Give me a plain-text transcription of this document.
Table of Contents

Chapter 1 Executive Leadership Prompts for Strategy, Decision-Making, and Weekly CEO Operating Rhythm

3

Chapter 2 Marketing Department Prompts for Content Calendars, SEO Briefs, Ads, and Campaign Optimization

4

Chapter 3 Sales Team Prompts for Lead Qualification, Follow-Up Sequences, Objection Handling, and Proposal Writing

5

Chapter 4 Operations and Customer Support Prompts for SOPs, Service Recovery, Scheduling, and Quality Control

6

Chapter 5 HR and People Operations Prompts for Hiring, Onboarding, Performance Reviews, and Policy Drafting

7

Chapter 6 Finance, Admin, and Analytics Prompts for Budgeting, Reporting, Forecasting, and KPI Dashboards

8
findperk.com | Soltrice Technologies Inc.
■ ■ ■ ■ ■
_Problem statement_
Each line of the material must be restated exactly.

_Output for this task_
Give me a plain-text transcription of this document.
Table of Contents

Chapter 1 Executive Leadership Prompts for Strategy, Decision-Making, and Weekly CEO Operating Rhythm

3

Chapter 2 Marketing Department Prompts for Content Calendars, SEO Briefs, Ads, and Campaign Optimization

4

Chapter 3 Sales Team Prompts for Lead Qualification, Follow-Up Sequences, Objection Handling, and Proposal Writing

5

Chapter 4 Operations and Customer Support Prompts for SOPs, Service Recovery, Scheduling, and Quality Control

6

Chapter 5 HR and People Operations Prompts for Hiring, Onboarding, Performance Reviews, and Policy Drafting

7

Chapter 6 Finance, Admin, and Analytics Prompts for Budgeting, Reporting, Forecasting, and KPI Dashboards

8
findperk.com | Soltrice Technologies Inc.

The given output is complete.